The problem: Write the data out again in full, with no departure from the original.
────────────────────
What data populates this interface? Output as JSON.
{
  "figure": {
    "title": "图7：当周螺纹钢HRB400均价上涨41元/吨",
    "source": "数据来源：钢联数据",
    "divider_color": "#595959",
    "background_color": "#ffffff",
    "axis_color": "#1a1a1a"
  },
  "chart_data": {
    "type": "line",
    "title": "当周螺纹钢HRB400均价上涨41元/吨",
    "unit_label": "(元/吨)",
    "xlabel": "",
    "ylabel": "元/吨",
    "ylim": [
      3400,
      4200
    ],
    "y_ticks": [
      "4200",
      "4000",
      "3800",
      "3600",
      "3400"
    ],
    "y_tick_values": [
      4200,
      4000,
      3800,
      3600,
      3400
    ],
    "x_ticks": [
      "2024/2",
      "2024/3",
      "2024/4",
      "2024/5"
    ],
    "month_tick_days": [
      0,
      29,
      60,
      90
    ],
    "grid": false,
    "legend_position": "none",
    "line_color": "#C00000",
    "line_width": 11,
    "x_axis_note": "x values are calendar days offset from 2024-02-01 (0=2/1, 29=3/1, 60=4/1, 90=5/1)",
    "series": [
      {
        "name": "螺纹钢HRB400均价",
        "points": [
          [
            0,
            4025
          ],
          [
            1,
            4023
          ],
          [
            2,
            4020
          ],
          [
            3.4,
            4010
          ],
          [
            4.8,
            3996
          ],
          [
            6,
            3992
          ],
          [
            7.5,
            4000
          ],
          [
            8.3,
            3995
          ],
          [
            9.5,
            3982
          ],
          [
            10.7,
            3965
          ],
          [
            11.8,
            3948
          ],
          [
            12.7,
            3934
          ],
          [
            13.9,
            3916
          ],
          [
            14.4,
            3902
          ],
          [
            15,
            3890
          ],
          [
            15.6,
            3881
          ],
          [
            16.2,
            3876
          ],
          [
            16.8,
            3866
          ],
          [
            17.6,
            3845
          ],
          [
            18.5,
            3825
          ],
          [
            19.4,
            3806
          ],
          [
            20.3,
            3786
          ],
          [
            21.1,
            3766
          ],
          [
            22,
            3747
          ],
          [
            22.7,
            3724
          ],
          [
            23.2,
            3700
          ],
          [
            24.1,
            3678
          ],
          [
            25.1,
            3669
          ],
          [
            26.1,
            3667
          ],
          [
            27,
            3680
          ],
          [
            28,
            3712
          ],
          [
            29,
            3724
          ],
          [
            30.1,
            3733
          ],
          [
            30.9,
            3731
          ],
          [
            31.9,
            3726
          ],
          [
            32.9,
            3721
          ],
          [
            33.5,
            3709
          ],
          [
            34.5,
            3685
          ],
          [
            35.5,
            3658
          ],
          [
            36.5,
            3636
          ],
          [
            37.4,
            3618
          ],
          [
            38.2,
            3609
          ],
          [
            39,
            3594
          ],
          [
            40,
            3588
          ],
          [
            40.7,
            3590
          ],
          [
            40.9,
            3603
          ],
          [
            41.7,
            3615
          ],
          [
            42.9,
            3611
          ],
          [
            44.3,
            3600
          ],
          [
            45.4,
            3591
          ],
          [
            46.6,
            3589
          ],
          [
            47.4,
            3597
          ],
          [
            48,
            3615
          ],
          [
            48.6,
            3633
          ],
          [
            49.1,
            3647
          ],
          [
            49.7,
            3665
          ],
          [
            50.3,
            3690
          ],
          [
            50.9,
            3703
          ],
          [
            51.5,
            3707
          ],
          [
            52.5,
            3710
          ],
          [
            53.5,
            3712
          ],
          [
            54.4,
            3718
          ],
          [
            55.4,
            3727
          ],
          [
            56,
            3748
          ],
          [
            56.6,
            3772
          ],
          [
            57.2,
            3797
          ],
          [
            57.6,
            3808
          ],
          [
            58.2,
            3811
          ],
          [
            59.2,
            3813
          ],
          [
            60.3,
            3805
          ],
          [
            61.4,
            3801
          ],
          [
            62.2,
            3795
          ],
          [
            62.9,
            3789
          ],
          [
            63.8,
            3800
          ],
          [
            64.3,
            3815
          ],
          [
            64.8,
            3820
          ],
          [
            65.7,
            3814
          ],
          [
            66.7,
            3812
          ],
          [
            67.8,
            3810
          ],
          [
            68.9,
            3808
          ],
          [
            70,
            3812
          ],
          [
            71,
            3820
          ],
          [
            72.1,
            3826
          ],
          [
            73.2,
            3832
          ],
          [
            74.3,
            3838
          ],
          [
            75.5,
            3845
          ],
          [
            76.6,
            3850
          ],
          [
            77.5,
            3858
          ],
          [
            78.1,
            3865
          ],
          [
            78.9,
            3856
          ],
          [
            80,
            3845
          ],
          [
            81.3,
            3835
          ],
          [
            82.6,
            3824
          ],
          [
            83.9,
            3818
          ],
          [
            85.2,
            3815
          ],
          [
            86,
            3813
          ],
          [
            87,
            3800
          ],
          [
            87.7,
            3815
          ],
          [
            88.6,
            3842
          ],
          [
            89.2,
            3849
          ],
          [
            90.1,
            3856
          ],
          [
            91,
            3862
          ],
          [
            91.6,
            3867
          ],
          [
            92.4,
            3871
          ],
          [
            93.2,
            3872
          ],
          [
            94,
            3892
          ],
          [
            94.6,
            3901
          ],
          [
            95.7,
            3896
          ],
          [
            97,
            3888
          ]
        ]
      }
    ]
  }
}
────────────────────
Written solution:
What data populates this interface? Output as JSON.
{
  "figure": {
    "title": "图7：当周螺纹钢HRB400均价上涨41元/吨",
    "source": "数据来源：钢联数据",
    "divider_color": "#595959",
    "background_color": "#ffffff",
    "axis_color": "#1a1a1a"
  },
  "chart_data": {
    "type": "line",
    "title": "当周螺纹钢HRB400均价上涨41元/吨",
    "unit_label": "(元/吨)",
    "xlabel": "",
    "ylabel": "元/吨",
    "ylim": [
      3400,
      4200
    ],
    "y_ticks": [
      "4200",
      "4000",
      "3800",
      "3600",
      "3400"
    ],
    "y_tick_values": [
      4200,
      4000,
      3800,
      3600,
      3400
    ],
    "x_ticks": [
      "2024/2",
      "2024/3",
      "2024/4",
      "2024/5"
    ],
    "month_tick_days": [
      0,
      29,
      60,
      90
    ],
    "grid": false,
    "legend_position": "none",
    "line_color": "#C00000",
    "line_width": 11,
    "x_axis_note": "x values are calendar days offset from 2024-02-01 (0=2/1, 29=3/1, 60=4/1, 90=5/1)",
    "series": [
      {
        "name": "螺纹钢HRB400均价",
        "points": [
          [
            0,
            4025
          ],
          [
            1,
            4023
          ],
          [
            2,
            4020
          ],
          [
            3.4,
            4010
          ],
          [
            4.8,
            3996
          ],
          [
            6,
            3992
          ],
          [
            7.5,
            4000
          ],
          [
            8.3,
            3995
          ],
          [
            9.5,
            3982
          ],
          [
            10.7,
            3965
          ],
          [
            11.8,
            3948
          ],
          [
            12.7,
            3934
          ],
          [
            13.9,
            3916
          ],
          [
            14.4,
            3902
          ],
          [
            15,
            3890
          ],
          [
            15.6,
            3881
          ],
          [
            16.2,
            3876
          ],
          [
            16.8,
            3866
          ],
          [
            17.6,
            3845
          ],
          [
            18.5,
            3825
          ],
          [
            19.4,
            3806
          ],
          [
            20.3,
            3786
          ],
          [
            21.1,
            3766
          ],
          [
            22,
            3747
          ],
          [
            22.7,
            3724
          ],
          [
            23.2,
            3700
          ],
          [
            24.1,
            3678
          ],
          [
            25.1,
            3669
          ],
          [
            26.1,
            3667
          ],
          [
            27,
            3680
          ],
          [
            28,
            3712
          ],
          [
            29,
            3724
          ],
          [
            30.1,
            3733
          ],
          [
            30.9,
            3731
          ],
          [
            31.9,
            3726
          ],
          [
            32.9,
            3721
          ],
          [
            33.5,
            3709
          ],
          [
            34.5,
            3685
          ],
          [
            35.5,
            3658
          ],
          [
            36.5,
            3636
          ],
          [
            37.4,
            3618
          ],
          [
            38.2,
            3609
          ],
          [
            39,
            3594
          ],
          [
            40,
            3588
          ],
          [
            40.7,
            3590
          ],
          [
            40.9,
            3603
          ],
          [
            41.7,
            3615
          ],
          [
            42.9,
            3611
          ],
          [
            44.3,
            3600
          ],
          [
            45.4,
            3591
          ],
          [
            46.6,
            3589
          ],
          [
            47.4,
            3597
          ],
          [
            48,
            3615
          ],
          [
            48.6,
            3633
          ],
          [
            49.1,
            3647
          ],
          [
            49.7,
            3665
          ],
          [
            50.3,
            3690
          ],
          [
            50.9,
            3703
          ],
          [
            51.5,
            3707
          ],
          [
            52.5,
            3710
          ],
          [
            53.5,
            3712
          ],
          [
            54.4,
            3718
          ],
          [
            55.4,
            3727
          ],
          [
            56,
            3748
          ],
          [
            56.6,
            3772
          ],
          [
            57.2,
            3797
          ],
          [
            57.6,
            3808
          ],
          [
            58.2,
            3811
          ],
          [
            59.2,
            3813
          ],
          [
            60.3,
            3805
          ],
          [
            61.4,
            3801
          ],
          [
            62.2,
            3795
          ],
          [
            62.9,
            3789
          ],
          [
            63.8,
            3800
          ],
          [
            64.3,
            3815
          ],
          [
            64.8,
            3820
          ],
          [
            65.7,
            3814
          ],
          [
            66.7,
            3812
          ],
          [
            67.8,
            3810
          ],
          [
            68.9,
            3808
          ],
          [
            70,
            3812
          ],
          [
            71,
            3820
          ],
          [
            72.1,
            3826
          ],
          [
            73.2,
            3832
          ],
          [
            74.3,
            3838
          ],
          [
            75.5,
            3845
          ],
          [
            76.6,
            3850
          ],
          [
            77.5,
            3858
          ],
          [
            78.1,
            3865
          ],
          [
            78.9,
            3856
          ],
          [
            80,
            3845
          ],
          [
            81.3,
            3835
          ],
          [
            82.6,
            3824
          ],
          [
            83.9,
            3818
          ],
          [
            85.2,
            3815
          ],
          [
            86,
            3813
          ],
          [
            87,
            3800
          ],
          [
            87.7,
            3815
          ],
          [
            88.6,
            3842
          ],
          [
            89.2,
            3849
          ],
          [
            90.1,
            3856
          ],
          [
            91,
            3862
          ],
          [
            91.6,
            3867
          ],
          [
            92.4,
            3871
          ],
          [
            93.2,
            3872
          ],
          [
            94,
            3892
          ],
          [
            94.6,
            3901
          ],
          [
            95.7,
            3896
          ],
          [
            97,
            3888
          ]
        ]
      }
    ]
  }
}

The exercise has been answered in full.